WHAT IS ASKED:
Write out each line exactly as it stands, please.
____
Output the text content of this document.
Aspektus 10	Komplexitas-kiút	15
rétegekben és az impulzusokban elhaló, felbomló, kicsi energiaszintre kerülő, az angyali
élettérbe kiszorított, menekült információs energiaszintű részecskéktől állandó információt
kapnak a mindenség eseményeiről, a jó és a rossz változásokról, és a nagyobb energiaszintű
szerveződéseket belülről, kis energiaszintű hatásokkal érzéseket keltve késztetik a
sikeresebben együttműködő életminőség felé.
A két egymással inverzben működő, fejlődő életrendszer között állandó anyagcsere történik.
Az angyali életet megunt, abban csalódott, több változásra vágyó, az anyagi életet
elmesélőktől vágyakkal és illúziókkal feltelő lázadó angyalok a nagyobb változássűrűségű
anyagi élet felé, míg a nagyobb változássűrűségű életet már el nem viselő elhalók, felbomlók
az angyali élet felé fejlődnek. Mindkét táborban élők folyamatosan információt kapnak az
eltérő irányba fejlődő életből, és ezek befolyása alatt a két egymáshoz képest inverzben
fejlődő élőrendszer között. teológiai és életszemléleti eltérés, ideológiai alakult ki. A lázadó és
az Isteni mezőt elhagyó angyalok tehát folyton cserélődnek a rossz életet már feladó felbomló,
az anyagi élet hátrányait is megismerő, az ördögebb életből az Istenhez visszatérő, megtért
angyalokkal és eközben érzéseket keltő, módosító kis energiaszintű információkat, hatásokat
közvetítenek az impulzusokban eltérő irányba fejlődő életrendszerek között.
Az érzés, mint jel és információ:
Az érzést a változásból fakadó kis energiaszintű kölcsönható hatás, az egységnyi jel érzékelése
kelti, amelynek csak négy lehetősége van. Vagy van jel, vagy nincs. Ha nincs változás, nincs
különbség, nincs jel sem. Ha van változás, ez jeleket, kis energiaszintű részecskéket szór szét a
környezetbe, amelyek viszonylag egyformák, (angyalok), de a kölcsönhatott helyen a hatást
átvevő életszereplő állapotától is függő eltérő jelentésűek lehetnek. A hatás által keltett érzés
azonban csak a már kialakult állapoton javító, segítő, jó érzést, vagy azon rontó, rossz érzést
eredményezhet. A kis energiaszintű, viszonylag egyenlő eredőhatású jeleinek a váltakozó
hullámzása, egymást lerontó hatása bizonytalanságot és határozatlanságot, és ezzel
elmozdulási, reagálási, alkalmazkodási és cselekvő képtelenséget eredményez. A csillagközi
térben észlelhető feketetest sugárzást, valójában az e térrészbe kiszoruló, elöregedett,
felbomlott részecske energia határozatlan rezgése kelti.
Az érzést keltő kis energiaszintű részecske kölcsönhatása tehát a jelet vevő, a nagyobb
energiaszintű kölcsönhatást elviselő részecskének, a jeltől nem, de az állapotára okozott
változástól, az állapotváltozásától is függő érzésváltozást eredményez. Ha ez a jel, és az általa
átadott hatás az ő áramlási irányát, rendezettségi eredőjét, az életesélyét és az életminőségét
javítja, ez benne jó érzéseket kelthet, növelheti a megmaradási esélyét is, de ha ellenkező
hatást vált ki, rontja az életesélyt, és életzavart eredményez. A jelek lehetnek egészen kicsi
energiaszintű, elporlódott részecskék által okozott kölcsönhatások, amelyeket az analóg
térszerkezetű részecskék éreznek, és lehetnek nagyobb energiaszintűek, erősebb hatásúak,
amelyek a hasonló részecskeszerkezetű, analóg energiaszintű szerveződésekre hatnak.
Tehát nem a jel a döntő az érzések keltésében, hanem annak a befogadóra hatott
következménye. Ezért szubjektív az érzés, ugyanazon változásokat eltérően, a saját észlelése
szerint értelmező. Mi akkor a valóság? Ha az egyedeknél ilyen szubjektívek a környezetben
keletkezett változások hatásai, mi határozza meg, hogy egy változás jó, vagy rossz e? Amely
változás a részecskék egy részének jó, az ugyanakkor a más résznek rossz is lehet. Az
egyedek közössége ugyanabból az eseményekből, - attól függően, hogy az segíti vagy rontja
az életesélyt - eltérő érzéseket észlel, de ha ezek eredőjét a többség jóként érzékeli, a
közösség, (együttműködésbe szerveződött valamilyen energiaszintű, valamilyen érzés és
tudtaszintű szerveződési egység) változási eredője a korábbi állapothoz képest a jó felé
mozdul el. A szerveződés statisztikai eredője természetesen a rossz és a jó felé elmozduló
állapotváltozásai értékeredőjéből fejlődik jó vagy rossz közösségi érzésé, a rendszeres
____
REPLY TO THE TASK:
Output the text content of this document.
Aspektus 10	Komplexitas-kiút	15
rétegekben és az impulzusokban elhaló, felbomló, kicsi energiaszintre kerülő, az angyali
élettérbe kiszorított, menekült információs energiaszintű részecskéktől állandó információt
kapnak a mindenség eseményeiről, a jó és a rossz változásokról, és a nagyobb energiaszintű
szerveződéseket belülről, kis energiaszintű hatásokkal érzéseket keltve késztetik a
sikeresebben együttműködő életminőség felé.
A két egymással inverzben működő, fejlődő életrendszer között állandó anyagcsere történik.
Az angyali életet megunt, abban csalódott, több változásra vágyó, az anyagi életet
elmesélőktől vágyakkal és illúziókkal feltelő lázadó angyalok a nagyobb változássűrűségű
anyagi élet felé, míg a nagyobb változássűrűségű életet már el nem viselő elhalók, felbomlók
az angyali élet felé fejlődnek. Mindkét táborban élők folyamatosan információt kapnak az
eltérő irányba fejlődő életből, és ezek befolyása alatt a két egymáshoz képest inverzben
fejlődő élőrendszer között. teológiai és életszemléleti eltérés, ideológiai alakult ki. A lázadó és
az Isteni mezőt elhagyó angyalok tehát folyton cserélődnek a rossz életet már feladó felbomló,
az anyagi élet hátrányait is megismerő, az ördögebb életből az Istenhez visszatérő, megtért
angyalokkal és eközben érzéseket keltő, módosító kis energiaszintű információkat, hatásokat
közvetítenek az impulzusokban eltérő irányba fejlődő életrendszerek között.
Az érzés, mint jel és információ:
Az érzést a változásból fakadó kis energiaszintű kölcsönható hatás, az egységnyi jel érzékelése
kelti, amelynek csak négy lehetősége van. Vagy van jel, vagy nincs. Ha nincs változás, nincs
különbség, nincs jel sem. Ha van változás, ez jeleket, kis energiaszintű részecskéket szór szét a
környezetbe, amelyek viszonylag egyformák, (angyalok), de a kölcsönhatott helyen a hatást
átvevő életszereplő állapotától is függő eltérő jelentésűek lehetnek. A hatás által keltett érzés
azonban csak a már kialakult állapoton javító, segítő, jó érzést, vagy azon rontó, rossz érzést
eredményezhet. A kis energiaszintű, viszonylag egyenlő eredőhatású jeleinek a váltakozó
hullámzása, egymást lerontó hatása bizonytalanságot és határozatlanságot, és ezzel
elmozdulási, reagálási, alkalmazkodási és cselekvő képtelenséget eredményez. A csillagközi
térben észlelhető feketetest sugárzást, valójában az e térrészbe kiszoruló, elöregedett,
felbomlott részecske energia határozatlan rezgése kelti.
Az érzést keltő kis energiaszintű részecske kölcsönhatása tehát a jelet vevő, a nagyobb
energiaszintű kölcsönhatást elviselő részecskének, a jeltől nem, de az állapotára okozott
változástól, az állapotváltozásától is függő érzésváltozást eredményez. Ha ez a jel, és az általa
átadott hatás az ő áramlási irányát, rendezettségi eredőjét, az életesélyét és az életminőségét
javítja, ez benne jó érzéseket kelthet, növelheti a megmaradási esélyét is, de ha ellenkező
hatást vált ki, rontja az életesélyt, és életzavart eredményez. A jelek lehetnek egészen kicsi
energiaszintű, elporlódott részecskék által okozott kölcsönhatások, amelyeket az analóg
térszerkezetű részecskék éreznek, és lehetnek nagyobb energiaszintűek, erősebb hatásúak,
amelyek a hasonló részecskeszerkezetű, analóg energiaszintű szerveződésekre hatnak.
Tehát nem a jel a döntő az érzések keltésében, hanem annak a befogadóra hatott
következménye. Ezért szubjektív az érzés, ugyanazon változásokat eltérően, a saját észlelése
szerint értelmező. Mi akkor a valóság? Ha az egyedeknél ilyen szubjektívek a környezetben
keletkezett változások hatásai, mi határozza meg, hogy egy változás jó, vagy rossz e? Amely
változás a részecskék egy részének jó, az ugyanakkor a más résznek rossz is lehet. Az
egyedek közössége ugyanabból az eseményekből, - attól függően, hogy az segíti vagy rontja
az életesélyt - eltérő érzéseket észlel, de ha ezek eredőjét a többség jóként érzékeli, a
közösség, (együttműködésbe szerveződött valamilyen energiaszintű, valamilyen érzés és
tudtaszintű szerveződési egység) változási eredője a korábbi állapothoz képest a jó felé
mozdul el. A szerveződés statisztikai eredője természetesen a rossz és a jó felé elmozduló
állapotváltozásai értékeredőjéből fejlődik jó vagy rossz közösségi érzésé, a rendszeres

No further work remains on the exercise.